» **WRITTEN REQUEST**
Are you able to retype all the records below exactly?

+++ PROVIDED DATA +++

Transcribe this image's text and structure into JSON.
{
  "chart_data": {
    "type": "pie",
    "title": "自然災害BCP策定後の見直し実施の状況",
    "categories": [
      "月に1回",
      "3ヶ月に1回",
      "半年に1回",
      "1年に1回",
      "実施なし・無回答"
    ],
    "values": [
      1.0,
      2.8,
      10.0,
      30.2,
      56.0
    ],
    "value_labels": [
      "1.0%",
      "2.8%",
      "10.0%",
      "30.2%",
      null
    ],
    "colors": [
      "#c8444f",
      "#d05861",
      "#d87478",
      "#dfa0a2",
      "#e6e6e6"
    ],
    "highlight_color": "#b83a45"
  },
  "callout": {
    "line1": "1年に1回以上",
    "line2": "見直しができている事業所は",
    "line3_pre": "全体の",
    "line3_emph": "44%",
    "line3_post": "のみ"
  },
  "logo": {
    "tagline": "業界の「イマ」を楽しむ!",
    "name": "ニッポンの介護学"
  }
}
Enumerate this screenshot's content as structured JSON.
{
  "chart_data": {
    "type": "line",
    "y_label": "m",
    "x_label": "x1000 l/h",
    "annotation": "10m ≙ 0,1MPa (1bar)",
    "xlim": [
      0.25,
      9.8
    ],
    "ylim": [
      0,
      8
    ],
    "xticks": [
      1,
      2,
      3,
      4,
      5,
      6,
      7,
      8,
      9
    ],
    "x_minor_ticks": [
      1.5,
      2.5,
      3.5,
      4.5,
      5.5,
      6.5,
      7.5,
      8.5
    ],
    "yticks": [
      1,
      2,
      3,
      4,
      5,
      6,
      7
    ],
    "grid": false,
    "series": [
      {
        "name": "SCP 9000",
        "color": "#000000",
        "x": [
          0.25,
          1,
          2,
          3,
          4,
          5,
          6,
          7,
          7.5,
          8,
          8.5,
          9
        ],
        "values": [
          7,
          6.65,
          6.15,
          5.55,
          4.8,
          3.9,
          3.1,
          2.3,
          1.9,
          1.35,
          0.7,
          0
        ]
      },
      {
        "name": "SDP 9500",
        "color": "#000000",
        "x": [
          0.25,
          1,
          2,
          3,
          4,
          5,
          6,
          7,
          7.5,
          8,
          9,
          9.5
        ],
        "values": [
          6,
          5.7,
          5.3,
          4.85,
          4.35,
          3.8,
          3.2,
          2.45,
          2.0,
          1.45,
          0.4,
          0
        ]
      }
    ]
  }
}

+++

» **ANSWER TO THE EXERCISE**
Transcribe this image's text and structure into JSON.
{
  "chart_data": {
    "type": "pie",
    "title": "自然災害BCP策定後の見直し実施の状況",
    "categories": [
      "月に1回",
      "3ヶ月に1回",
      "半年に1回",
      "1年に1回",
      "実施なし・無回答"
    ],
    "values": [
      1.0,
      2.8,
      10.0,
      30.2,
      56.0
    ],
    "value_labels": [
      "1.0%",
      "2.8%",
      "10.0%",
      "30.2%",
      null
    ],
    "colors": [
      "#c8444f",
      "#d05861",
      "#d87478",
      "#dfa0a2",
      "#e6e6e6"
    ],
    "highlight_color": "#b83a45"
  },
  "callout": {
    "line1": "1年に1回以上",
    "line2": "見直しができている事業所は",
    "line3_pre": "全体の",
    "line3_emph": "44%",
    "line3_post": "のみ"
  },
  "logo": {
    "tagline": "業界の「イマ」を楽しむ!",
    "name": "ニッポンの介護学"
  }
}
Enumerate this screenshot's content as structured JSON.
{
  "chart_data": {
    "type": "line",
    "y_label": "m",
    "x_label": "x1000 l/h",
    "annotation": "10m ≙ 0,1MPa (1bar)",
    "xlim": [
      0.25,
      9.8
    ],
    "ylim": [
      0,
      8
    ],
    "xticks": [
      1,
      2,
      3,
      4,
      5,
      6,
      7,
      8,
      9
    ],
    "x_minor_ticks": [
      1.5,
      2.5,
      3.5,
      4.5,
      5.5,
      6.5,
      7.5,
      8.5
    ],
    "yticks": [
      1,
      2,
      3,
      4,
      5,
      6,
      7
    ],
    "grid": false,
    "series": [
      {
        "name": "SCP 9000",
        "color": "#000000",
        "x": [
          0.25,
          1,
          2,
          3,
          4,
          5,
          6,
          7,
          7.5,
          8,
          8.5,
          9
        ],
        "values": [
          7,
          6.65,
          6.15,
          5.55,
          4.8,
          3.9,
          3.1,
          2.3,
          1.9,
          1.35,
          0.7,
          0
        ]
      },
      {
        "name": "SDP 9500",
        "color": "#000000",
        "x": [
          0.25,
          1,
          2,
          3,
          4,
          5,
          6,
          7,
          7.5,
          8,
          9,
          9.5
        ],
        "values": [
          6,
          5.7,
          5.3,
          4.85,
          4.35,
          3.8,
          3.2,
          2.45,
          2.0,
          1.45,
          0.4,
          0
        ]
      }
    ]
  }
}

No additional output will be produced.